───── Records for processing ─────

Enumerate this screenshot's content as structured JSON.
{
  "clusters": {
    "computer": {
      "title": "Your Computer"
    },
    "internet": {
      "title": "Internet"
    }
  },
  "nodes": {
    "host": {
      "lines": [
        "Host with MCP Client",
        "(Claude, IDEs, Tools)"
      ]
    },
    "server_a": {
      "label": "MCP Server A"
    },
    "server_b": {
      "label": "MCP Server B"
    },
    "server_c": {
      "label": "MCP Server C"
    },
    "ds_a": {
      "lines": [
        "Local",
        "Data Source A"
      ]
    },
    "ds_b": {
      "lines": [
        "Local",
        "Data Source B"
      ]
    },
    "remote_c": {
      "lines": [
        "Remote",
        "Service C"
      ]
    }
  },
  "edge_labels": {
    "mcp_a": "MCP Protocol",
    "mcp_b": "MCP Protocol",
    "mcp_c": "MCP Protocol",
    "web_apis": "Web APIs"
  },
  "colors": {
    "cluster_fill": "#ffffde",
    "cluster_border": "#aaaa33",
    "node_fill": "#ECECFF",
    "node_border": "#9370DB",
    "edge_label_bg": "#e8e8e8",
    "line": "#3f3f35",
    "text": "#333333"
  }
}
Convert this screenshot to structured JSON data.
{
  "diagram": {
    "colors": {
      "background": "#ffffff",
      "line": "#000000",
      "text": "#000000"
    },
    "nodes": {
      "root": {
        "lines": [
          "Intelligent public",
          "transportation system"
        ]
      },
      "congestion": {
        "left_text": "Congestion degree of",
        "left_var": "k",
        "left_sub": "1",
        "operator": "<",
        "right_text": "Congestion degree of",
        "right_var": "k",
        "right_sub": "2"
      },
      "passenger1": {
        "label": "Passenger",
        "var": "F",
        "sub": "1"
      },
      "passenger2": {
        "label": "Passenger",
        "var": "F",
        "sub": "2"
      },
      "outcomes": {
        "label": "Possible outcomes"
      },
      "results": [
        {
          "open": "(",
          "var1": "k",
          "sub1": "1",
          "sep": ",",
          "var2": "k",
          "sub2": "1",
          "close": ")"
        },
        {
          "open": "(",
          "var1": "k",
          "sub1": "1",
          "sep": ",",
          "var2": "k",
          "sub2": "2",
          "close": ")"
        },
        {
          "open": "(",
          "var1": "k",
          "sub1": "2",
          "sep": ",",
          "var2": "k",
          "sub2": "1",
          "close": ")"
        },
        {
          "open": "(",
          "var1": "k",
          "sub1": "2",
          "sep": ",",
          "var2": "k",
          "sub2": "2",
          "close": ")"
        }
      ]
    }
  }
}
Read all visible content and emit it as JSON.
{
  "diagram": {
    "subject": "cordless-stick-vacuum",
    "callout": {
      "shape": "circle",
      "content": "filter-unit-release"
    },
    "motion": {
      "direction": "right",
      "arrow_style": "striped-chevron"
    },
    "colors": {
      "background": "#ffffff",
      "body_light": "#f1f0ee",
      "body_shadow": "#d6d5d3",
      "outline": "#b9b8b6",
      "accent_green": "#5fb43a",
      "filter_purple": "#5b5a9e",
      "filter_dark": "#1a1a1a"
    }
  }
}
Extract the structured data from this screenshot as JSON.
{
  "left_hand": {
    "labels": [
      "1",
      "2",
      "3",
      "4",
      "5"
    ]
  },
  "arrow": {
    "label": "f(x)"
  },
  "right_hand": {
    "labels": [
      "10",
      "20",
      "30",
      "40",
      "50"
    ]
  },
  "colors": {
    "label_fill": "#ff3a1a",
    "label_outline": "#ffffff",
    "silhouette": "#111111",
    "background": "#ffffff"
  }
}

─────

▸ **Work to complete**: Which lines hold the word "this"? Return all of them from the records above.

▸ **Worked solution**:
Enumerate this screenshot's content as structured JSON.
Convert this screenshot to structured JSON data.
Extract the structured data from this screenshot as JSON.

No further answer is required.